Filter these entries, keeping only lines that hold the word "user".

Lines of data
++++++

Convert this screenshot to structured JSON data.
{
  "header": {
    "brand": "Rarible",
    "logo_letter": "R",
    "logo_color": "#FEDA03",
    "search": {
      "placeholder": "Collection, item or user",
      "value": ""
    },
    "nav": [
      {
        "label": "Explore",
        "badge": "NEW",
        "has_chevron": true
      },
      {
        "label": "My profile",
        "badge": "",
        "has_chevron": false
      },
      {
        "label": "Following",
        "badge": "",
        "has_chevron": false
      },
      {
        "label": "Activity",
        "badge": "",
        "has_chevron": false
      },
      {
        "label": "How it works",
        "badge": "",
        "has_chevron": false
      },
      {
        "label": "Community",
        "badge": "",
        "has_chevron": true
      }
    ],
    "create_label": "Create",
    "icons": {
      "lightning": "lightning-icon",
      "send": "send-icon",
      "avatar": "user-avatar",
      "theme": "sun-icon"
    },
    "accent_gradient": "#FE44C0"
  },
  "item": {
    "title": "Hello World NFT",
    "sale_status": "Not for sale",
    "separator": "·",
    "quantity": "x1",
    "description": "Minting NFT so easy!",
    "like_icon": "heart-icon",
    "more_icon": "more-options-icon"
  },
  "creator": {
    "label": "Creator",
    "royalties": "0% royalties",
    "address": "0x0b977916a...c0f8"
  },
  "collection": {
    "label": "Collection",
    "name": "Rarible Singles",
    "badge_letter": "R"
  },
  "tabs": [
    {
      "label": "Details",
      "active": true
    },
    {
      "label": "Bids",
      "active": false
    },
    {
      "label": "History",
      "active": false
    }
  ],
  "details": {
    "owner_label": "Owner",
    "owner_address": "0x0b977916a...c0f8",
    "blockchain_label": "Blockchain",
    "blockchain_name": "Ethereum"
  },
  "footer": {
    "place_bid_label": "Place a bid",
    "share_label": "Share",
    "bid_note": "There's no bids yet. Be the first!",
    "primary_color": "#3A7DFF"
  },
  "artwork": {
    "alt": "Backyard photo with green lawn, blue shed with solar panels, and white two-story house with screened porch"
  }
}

++++++

• _The completed task_:
      "placeholder": "Collection, item or user",
      "avatar": "user-avatar",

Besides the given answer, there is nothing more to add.